— start Information provided —
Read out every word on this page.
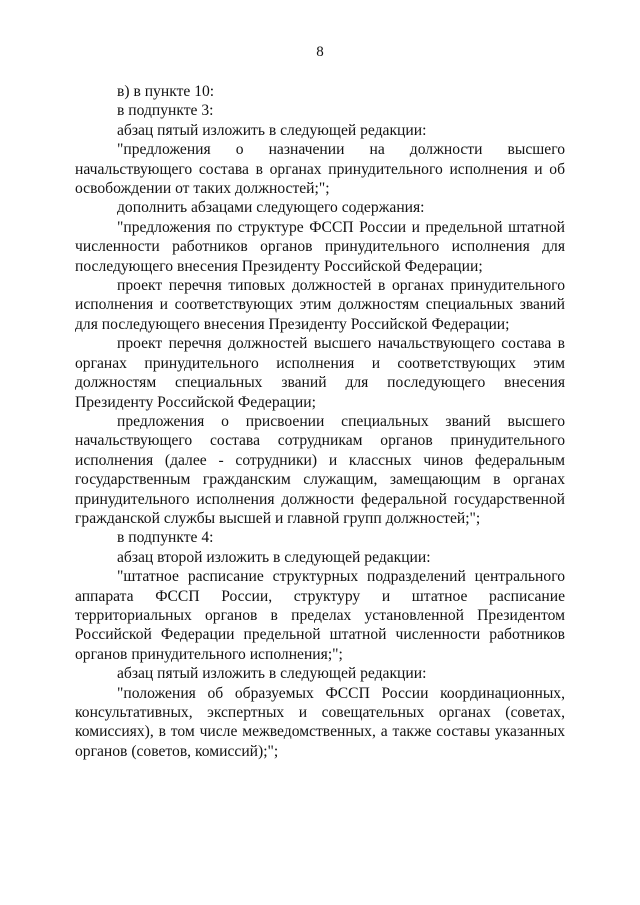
8

в) в пункте 10:

в подпункте 3:

абзац пятый изложить в следующей редакции:

"предложения о назначении на должности высшего начальствующего состава в органах принудительного исполнения и об освобождении от таких должностей;";

дополнить абзацами следующего содержания:

"предложения по структуре ФССП России и предельной штатной численности работников органов принудительного исполнения для последующего внесения Президенту Российской Федерации;

проект перечня типовых должностей в органах принудительного исполнения и соответствующих этим должностям специальных званий для последующего внесения Президенту Российской Федерации;

проект перечня должностей высшего начальствующего состава в органах принудительного исполнения и соответствующих этим должностям специальных званий для последующего внесения Президенту Российской Федерации;

предложения о присвоении специальных званий высшего начальствующего состава сотрудникам органов принудительного исполнения (далее - сотрудники) и классных чинов федеральным государственным гражданским служащим, замещающим в органах принудительного исполнения должности федеральной государственной гражданской службы высшей и главной групп должностей;";

в подпункте 4:

абзац второй изложить в следующей редакции:

"штатное расписание структурных подразделений центрального аппарата ФССП России, структуру и штатное расписание территориальных органов в пределах установленной Президентом Российской Федерации предельной штатной численности работников органов принудительного исполнения;";

абзац пятый изложить в следующей редакции:

"положения об образуемых ФССП России координационных, консультативных, экспертных и совещательных органах (советах, комиссиях), в том числе межведомственных, а также составы указанных органов (советов, комиссий);";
— end Information provided —
*Set task*
From the records given above, copy all lines containing "должностей".

*Answer for the task*
"предложения о назначении на должности высшего начальствующего состава в органах принудительного исполнения и об освобождении от таких должностей;";
проект перечня типовых должностей в органах принудительного исполнения и соответствующих этим должностям специальных званий для последующего внесения Президенту Российской Федерации;
проект перечня должностей высшего начальствующего состава в органах принудительного исполнения и соответствующих этим должностям специальных званий для последующего внесения Президенту Российской Федерации;
предложения о присвоении специальных званий высшего начальствующего состава сотрудникам органов принудительного исполнения (далее - сотрудники) и классных чинов федеральным государственным гражданским служащим, замещающим в органах принудительного исполнения должности федеральной государственной гражданской службы высшей и главной групп должностей;";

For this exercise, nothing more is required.